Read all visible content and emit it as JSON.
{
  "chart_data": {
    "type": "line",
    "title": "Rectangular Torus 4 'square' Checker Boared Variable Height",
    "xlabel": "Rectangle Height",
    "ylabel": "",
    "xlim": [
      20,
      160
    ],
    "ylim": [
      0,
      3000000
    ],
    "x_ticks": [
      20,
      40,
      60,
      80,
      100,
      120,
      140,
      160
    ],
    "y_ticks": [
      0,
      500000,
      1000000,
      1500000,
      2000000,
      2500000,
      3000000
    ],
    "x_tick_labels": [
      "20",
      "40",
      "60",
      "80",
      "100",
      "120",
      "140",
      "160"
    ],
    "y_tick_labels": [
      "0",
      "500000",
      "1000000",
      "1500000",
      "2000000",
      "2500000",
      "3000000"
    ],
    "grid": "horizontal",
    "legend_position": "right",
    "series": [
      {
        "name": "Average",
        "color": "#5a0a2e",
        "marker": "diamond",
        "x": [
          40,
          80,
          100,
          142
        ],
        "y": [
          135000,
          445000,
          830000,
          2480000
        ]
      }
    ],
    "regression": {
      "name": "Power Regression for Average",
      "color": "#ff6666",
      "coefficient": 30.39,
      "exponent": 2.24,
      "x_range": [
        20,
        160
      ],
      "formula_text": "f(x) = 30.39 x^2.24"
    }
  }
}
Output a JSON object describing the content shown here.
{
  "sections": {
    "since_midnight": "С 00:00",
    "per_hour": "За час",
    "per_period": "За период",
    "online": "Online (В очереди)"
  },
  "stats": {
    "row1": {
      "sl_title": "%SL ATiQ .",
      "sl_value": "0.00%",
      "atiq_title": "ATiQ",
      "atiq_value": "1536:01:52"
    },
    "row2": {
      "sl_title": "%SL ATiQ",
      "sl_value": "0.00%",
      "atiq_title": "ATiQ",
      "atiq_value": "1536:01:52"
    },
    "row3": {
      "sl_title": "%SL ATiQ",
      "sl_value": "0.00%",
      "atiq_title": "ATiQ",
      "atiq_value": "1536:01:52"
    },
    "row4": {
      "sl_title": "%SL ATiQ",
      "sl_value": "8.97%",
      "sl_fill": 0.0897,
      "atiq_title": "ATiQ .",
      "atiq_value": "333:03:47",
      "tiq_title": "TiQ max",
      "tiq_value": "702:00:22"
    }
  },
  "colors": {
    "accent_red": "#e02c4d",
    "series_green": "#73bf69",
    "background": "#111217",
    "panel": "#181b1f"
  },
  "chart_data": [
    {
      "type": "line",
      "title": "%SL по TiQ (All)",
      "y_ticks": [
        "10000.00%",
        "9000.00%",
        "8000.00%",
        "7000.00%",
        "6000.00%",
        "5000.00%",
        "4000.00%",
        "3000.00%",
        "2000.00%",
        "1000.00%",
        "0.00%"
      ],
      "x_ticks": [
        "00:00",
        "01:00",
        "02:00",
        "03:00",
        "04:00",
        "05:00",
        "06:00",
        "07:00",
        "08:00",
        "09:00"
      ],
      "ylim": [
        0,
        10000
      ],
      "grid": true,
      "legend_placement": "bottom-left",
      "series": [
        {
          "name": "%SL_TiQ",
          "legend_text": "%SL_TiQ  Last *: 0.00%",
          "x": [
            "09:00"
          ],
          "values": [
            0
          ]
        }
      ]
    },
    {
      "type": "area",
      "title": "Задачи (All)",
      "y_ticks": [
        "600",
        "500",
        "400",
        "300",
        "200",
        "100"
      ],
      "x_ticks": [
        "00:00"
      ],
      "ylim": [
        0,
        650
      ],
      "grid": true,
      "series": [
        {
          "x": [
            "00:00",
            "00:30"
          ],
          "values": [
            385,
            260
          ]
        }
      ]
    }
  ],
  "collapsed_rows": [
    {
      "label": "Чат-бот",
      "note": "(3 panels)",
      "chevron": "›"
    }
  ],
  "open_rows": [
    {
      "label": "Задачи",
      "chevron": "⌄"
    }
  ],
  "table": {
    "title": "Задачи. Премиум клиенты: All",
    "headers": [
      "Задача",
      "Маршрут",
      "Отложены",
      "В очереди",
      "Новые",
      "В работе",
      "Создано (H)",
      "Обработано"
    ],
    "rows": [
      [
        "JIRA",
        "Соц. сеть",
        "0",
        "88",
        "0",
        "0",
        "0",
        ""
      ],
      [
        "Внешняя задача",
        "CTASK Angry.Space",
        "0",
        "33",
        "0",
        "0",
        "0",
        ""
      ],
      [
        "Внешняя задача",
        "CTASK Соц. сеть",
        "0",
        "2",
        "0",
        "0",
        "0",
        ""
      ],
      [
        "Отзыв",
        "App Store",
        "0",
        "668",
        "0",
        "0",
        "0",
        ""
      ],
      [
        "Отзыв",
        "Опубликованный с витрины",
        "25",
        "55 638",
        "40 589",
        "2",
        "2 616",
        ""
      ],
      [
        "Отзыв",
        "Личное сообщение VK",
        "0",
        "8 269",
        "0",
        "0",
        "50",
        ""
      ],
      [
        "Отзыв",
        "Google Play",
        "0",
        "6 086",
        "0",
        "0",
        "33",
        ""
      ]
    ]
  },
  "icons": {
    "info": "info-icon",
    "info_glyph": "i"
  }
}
★ ★ ★ ★ ★
• _AIM_: Restate all of the entries exactly, please.

• _SOLUTION TO THE EXERCISE_:
Read all visible content and emit it as JSON.
{
  "chart_data": {
    "type": "line",
    "title": "Rectangular Torus 4 'square' Checker Boared Variable Height",
    "xlabel": "Rectangle Height",
    "ylabel": "",
    "xlim": [
      20,
      160
    ],
    "ylim": [
      0,
      3000000
    ],
    "x_ticks": [
      20,
      40,
      60,
      80,
      100,
      120,
      140,
      160
    ],
    "y_ticks": [
      0,
      500000,
      1000000,
      1500000,
      2000000,
      2500000,
      3000000
    ],
    "x_tick_labels": [
      "20",
      "40",
      "60",
      "80",
      "100",
      "120",
      "140",
      "160"
    ],
    "y_tick_labels": [
      "0",
      "500000",
      "1000000",
      "1500000",
      "2000000",
      "2500000",
      "3000000"
    ],
    "grid": "horizontal",
    "legend_position": "right",
    "series": [
      {
        "name": "Average",
        "color": "#5a0a2e",
        "marker": "diamond",
        "x": [
          40,
          80,
          100,
          142
        ],
        "y": [
          135000,
          445000,
          830000,
          2480000
        ]
      }
    ],
    "regression": {
      "name": "Power Regression for Average",
      "color": "#ff6666",
      "coefficient": 30.39,
      "exponent": 2.24,
      "x_range": [
        20,
        160
      ],
      "formula_text": "f(x) = 30.39 x^2.24"
    }
  }
}
Output a JSON object describing the content shown here.
{
  "sections": {
    "since_midnight": "С 00:00",
    "per_hour": "За час",
    "per_period": "За период",
    "online": "Online (В очереди)"
  },
  "stats": {
    "row1": {
      "sl_title": "%SL ATiQ .",
      "sl_value": "0.00%",
      "atiq_title": "ATiQ",
      "atiq_value": "1536:01:52"
    },
    "row2": {
      "sl_title": "%SL ATiQ",
      "sl_value": "0.00%",
      "atiq_title": "ATiQ",
      "atiq_value": "1536:01:52"
    },
    "row3": {
      "sl_title": "%SL ATiQ",
      "sl_value": "0.00%",
      "atiq_title": "ATiQ",
      "atiq_value": "1536:01:52"
    },
    "row4": {
      "sl_title": "%SL ATiQ",
      "sl_value": "8.97%",
      "sl_fill": 0.0897,
      "atiq_title": "ATiQ .",
      "atiq_value": "333:03:47",
      "tiq_title": "TiQ max",
      "tiq_value": "702:00:22"
    }
  },
  "colors": {
    "accent_red": "#e02c4d",
    "series_green": "#73bf69",
    "background": "#111217",
    "panel": "#181b1f"
  },
  "chart_data": [
    {
      "type": "line",
      "title": "%SL по TiQ (All)",
      "y_ticks": [
        "10000.00%",
        "9000.00%",
        "8000.00%",
        "7000.00%",
        "6000.00%",
        "5000.00%",
        "4000.00%",
        "3000.00%",
        "2000.00%",
        "1000.00%",
        "0.00%"
      ],
      "x_ticks": [
        "00:00",
        "01:00",
        "02:00",
        "03:00",
        "04:00",
        "05:00",
        "06:00",
        "07:00",
        "08:00",
        "09:00"
      ],
      "ylim": [
        0,
        10000
      ],
      "grid": true,
      "legend_placement": "bottom-left",
      "series": [
        {
          "name": "%SL_TiQ",
          "legend_text": "%SL_TiQ  Last *: 0.00%",
          "x": [
            "09:00"
          ],
          "values": [
            0
          ]
        }
      ]
    },
    {
      "type": "area",
      "title": "Задачи (All)",
      "y_ticks": [
        "600",
        "500",
        "400",
        "300",
        "200",
        "100"
      ],
      "x_ticks": [
        "00:00"
      ],
      "ylim": [
        0,
        650
      ],
      "grid": true,
      "series": [
        {
          "x": [
            "00:00",
            "00:30"
          ],
          "values": [
            385,
            260
          ]
        }
      ]
    }
  ],
  "collapsed_rows": [
    {
      "label": "Чат-бот",
      "note": "(3 panels)",
      "chevron": "›"
    }
  ],
  "open_rows": [
    {
      "label": "Задачи",
      "chevron": "⌄"
    }
  ],
  "table": {
    "title": "Задачи. Премиум клиенты: All",
    "headers": [
      "Задача",
      "Маршрут",
      "Отложены",
      "В очереди",
      "Новые",
      "В работе",
      "Создано (H)",
      "Обработано"
    ],
    "rows": [
      [
        "JIRA",
        "Соц. сеть",
        "0",
        "88",
        "0",
        "0",
        "0",
        ""
      ],
      [
        "Внешняя задача",
        "CTASK Angry.Space",
        "0",
        "33",
        "0",
        "0",
        "0",
        ""
      ],
      [
        "Внешняя задача",
        "CTASK Соц. сеть",
        "0",
        "2",
        "0",
        "0",
        "0",
        ""
      ],
      [
        "Отзыв",
        "App Store",
        "0",
        "668",
        "0",
        "0",
        "0",
        ""
      ],
      [
        "Отзыв",
        "Опубликованный с витрины",
        "25",
        "55 638",
        "40 589",
        "2",
        "2 616",
        ""
      ],
      [
        "Отзыв",
        "Личное сообщение VK",
        "0",
        "8 269",
        "0",
        "0",
        "50",
        ""
      ],
      [
        "Отзыв",
        "Google Play",
        "0",
        "6 086",
        "0",
        "0",
        "33",
        ""
      ]
    ]
  },
  "icons": {
    "info": "info-icon",
    "info_glyph": "i"
  }
}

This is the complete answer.